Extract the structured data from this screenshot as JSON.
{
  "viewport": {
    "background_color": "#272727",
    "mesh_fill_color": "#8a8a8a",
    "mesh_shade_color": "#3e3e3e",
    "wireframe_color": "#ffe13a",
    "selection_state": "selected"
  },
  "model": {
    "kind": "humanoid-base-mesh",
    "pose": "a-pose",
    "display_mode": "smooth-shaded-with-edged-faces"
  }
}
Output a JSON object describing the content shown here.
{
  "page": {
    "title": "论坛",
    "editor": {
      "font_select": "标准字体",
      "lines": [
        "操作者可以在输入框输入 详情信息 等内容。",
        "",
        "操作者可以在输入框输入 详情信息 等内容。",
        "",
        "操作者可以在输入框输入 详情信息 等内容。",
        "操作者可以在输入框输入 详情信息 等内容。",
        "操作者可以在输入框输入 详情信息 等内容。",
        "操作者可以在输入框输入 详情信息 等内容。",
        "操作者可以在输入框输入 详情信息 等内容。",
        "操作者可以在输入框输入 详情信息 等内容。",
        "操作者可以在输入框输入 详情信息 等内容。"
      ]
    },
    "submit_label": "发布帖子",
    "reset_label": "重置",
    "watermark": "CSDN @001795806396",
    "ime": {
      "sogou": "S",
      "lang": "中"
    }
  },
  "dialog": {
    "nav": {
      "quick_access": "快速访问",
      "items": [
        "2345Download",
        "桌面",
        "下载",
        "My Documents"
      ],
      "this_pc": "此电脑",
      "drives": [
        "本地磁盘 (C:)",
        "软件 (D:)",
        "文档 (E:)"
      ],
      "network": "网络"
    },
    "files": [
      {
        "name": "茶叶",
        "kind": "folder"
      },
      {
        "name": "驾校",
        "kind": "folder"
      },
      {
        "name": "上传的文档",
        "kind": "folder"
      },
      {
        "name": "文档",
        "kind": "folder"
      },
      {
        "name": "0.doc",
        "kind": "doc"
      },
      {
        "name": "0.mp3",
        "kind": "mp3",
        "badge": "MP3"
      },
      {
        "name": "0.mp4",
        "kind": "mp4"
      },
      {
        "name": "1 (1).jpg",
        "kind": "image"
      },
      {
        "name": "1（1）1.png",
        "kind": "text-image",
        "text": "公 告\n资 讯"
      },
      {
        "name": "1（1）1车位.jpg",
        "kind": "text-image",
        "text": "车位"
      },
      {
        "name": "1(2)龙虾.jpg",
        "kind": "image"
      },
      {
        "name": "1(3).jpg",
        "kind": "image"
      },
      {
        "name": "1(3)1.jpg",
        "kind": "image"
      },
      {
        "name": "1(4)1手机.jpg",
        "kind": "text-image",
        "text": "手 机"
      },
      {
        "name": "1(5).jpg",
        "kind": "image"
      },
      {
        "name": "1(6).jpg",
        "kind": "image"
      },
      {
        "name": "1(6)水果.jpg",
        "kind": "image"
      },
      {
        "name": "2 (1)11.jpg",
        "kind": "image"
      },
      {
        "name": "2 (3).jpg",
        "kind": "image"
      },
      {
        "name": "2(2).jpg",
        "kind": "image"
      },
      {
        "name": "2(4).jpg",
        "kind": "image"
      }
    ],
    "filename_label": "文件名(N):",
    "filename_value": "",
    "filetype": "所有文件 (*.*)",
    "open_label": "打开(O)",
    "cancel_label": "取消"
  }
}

::::

_PROBLEM TO SOLVE_: Word for word, write out all of the data above.

_OUTPUT FOR THIS EXERCISE_:
Extract the structured data from this screenshot as JSON.
{
  "viewport": {
    "background_color": "#272727",
    "mesh_fill_color": "#8a8a8a",
    "mesh_shade_color": "#3e3e3e",
    "wireframe_color": "#ffe13a",
    "selection_state": "selected"
  },
  "model": {
    "kind": "humanoid-base-mesh",
    "pose": "a-pose",
    "display_mode": "smooth-shaded-with-edged-faces"
  }
}
Output a JSON object describing the content shown here.
{
  "page": {
    "title": "论坛",
    "editor": {
      "font_select": "标准字体",
      "lines": [
        "操作者可以在输入框输入 详情信息 等内容。",
        "",
        "操作者可以在输入框输入 详情信息 等内容。",
        "",
        "操作者可以在输入框输入 详情信息 等内容。",
        "操作者可以在输入框输入 详情信息 等内容。",
        "操作者可以在输入框输入 详情信息 等内容。",
        "操作者可以在输入框输入 详情信息 等内容。",
        "操作者可以在输入框输入 详情信息 等内容。",
        "操作者可以在输入框输入 详情信息 等内容。",
        "操作者可以在输入框输入 详情信息 等内容。"
      ]
    },
    "submit_label": "发布帖子",
    "reset_label": "重置",
    "watermark": "CSDN @001795806396",
    "ime": {
      "sogou": "S",
      "lang": "中"
    }
  },
  "dialog": {
    "nav": {
      "quick_access": "快速访问",
      "items": [
        "2345Download",
        "桌面",
        "下载",
        "My Documents"
      ],
      "this_pc": "此电脑",
      "drives": [
        "本地磁盘 (C:)",
        "软件 (D:)",
        "文档 (E:)"
      ],
      "network": "网络"
    },
    "files": [
      {
        "name": "茶叶",
        "kind": "folder"
      },
      {
        "name": "驾校",
        "kind": "folder"
      },
      {
        "name": "上传的文档",
        "kind": "folder"
      },
      {
        "name": "文档",
        "kind": "folder"
      },
      {
        "name": "0.doc",
        "kind": "doc"
      },
      {
        "name": "0.mp3",
        "kind": "mp3",
        "badge": "MP3"
      },
      {
        "name": "0.mp4",
        "kind": "mp4"
      },
      {
        "name": "1 (1).jpg",
        "kind": "image"
      },
      {
        "name": "1（1）1.png",
        "kind": "text-image",
        "text": "公 告\n资 讯"
      },
      {
        "name": "1（1）1车位.jpg",
        "kind": "text-image",
        "text": "车位"
      },
      {
        "name": "1(2)龙虾.jpg",
        "kind": "image"
      },
      {
        "name": "1(3).jpg",
        "kind": "image"
      },
      {
        "name": "1(3)1.jpg",
        "kind": "image"
      },
      {
        "name": "1(4)1手机.jpg",
        "kind": "text-image",
        "text": "手 机"
      },
      {
        "name": "1(5).jpg",
        "kind": "image"
      },
      {
        "name": "1(6).jpg",
        "kind": "image"
      },
      {
        "name": "1(6)水果.jpg",
        "kind": "image"
      },
      {
        "name": "2 (1)11.jpg",
        "kind": "image"
      },
      {
        "name": "2 (3).jpg",
        "kind": "image"
      },
      {
        "name": "2(2).jpg",
        "kind": "image"
      },
      {
        "name": "2(4).jpg",
        "kind": "image"
      }
    ],
    "filename_label": "文件名(N):",
    "filename_value": "",
    "filetype": "所有文件 (*.*)",
    "open_label": "打开(O)",
    "cancel_label": "取消"
  }
}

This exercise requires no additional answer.